## BEGIN Recorded data

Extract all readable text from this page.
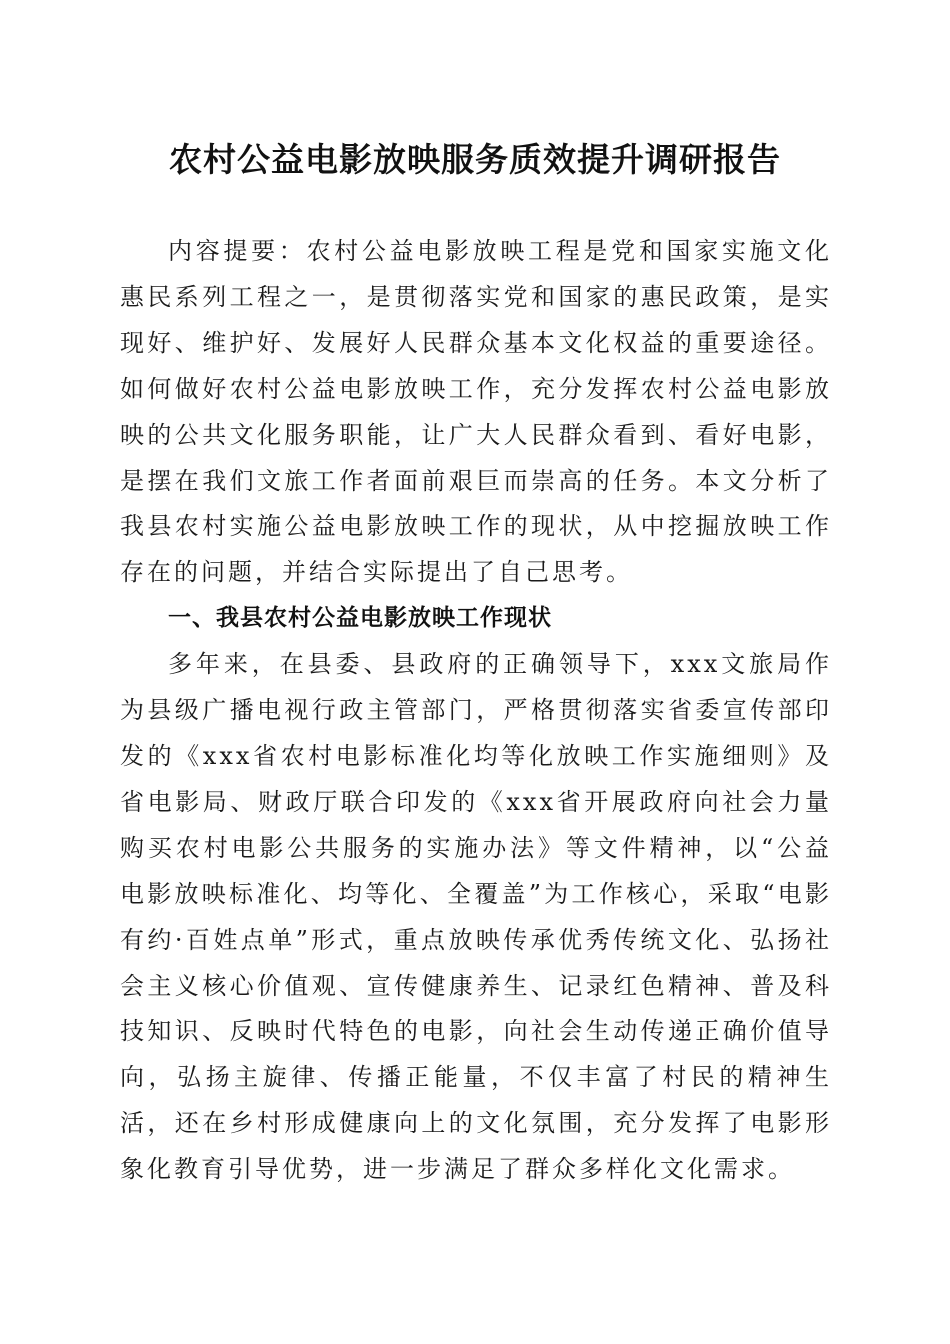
农村公益电影放映服务质效提升调研报告

内容提要：农村公益电影放映工程是党和国家实施文化惠民系列工程之一，是贯彻落实党和国家的惠民政策，是实现好、维护好、发展好人民群众基本文化权益的重要途径。如何做好农村公益电影放映工作，充分发挥农村公益电影放映的公共文化服务职能，让广大人民群众看到、看好电影，是摆在我们文旅工作者面前艰巨而崇高的任务。本文分析了我县农村实施公益电影放映工作的现状，从中挖掘放映工作存在的问题，并结合实际提出了自己思考。

一、我县农村公益电影放映工作现状

多年来，在县委、县政府的正确领导下，xxx文旅局作为县级广播电视行政主管部门，严格贯彻落实省委宣传部印发的《xxx省农村电影标准化均等化放映工作实施细则》及省电影局、财政厅联合印发的《xxx省开展政府向社会力量购买农村电影公共服务的实施办法》等文件精神，以“公益电影放映标准化、均等化、全覆盖”为工作核心，采取“电影有约·百姓点单”形式，重点放映传承优秀传统文化、弘扬社会主义核心价值观、宣传健康养生、记录红色精神、普及科技知识、反映时代特色的电影，向社会生动传递正确价值导向，弘扬主旋律、传播正能量，不仅丰富了村民的精神生活，还在乡村形成健康向上的文化氛围，充分发挥了电影形象化教育引导优势，进一步满足了群众多样化文化需求。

## END Recorded data

**Short problem:** Return each line of the data, keeping its wording exact and omitting pictures.

**Finished task:**
Extract all readable text from this page.
农村公益电影放映服务质效提升调研报告

内容提要：农村公益电影放映工程是党和国家实施文化惠民系列工程之一，是贯彻落实党和国家的惠民政策，是实现好、维护好、发展好人民群众基本文化权益的重要途径。如何做好农村公益电影放映工作，充分发挥农村公益电影放映的公共文化服务职能，让广大人民群众看到、看好电影，是摆在我们文旅工作者面前艰巨而崇高的任务。本文分析了我县农村实施公益电影放映工作的现状，从中挖掘放映工作存在的问题，并结合实际提出了自己思考。

一、我县农村公益电影放映工作现状

多年来，在县委、县政府的正确领导下，xxx文旅局作为县级广播电视行政主管部门，严格贯彻落实省委宣传部印发的《xxx省农村电影标准化均等化放映工作实施细则》及省电影局、财政厅联合印发的《xxx省开展政府向社会力量购买农村电影公共服务的实施办法》等文件精神，以“公益电影放映标准化、均等化、全覆盖”为工作核心，采取“电影有约·百姓点单”形式，重点放映传承优秀传统文化、弘扬社会主义核心价值观、宣传健康养生、记录红色精神、普及科技知识、反映时代特色的电影，向社会生动传递正确价值导向，弘扬主旋律、传播正能量，不仅丰富了村民的精神生活，还在乡村形成健康向上的文化氛围，充分发挥了电影形象化教育引导优势，进一步满足了群众多样化文化需求。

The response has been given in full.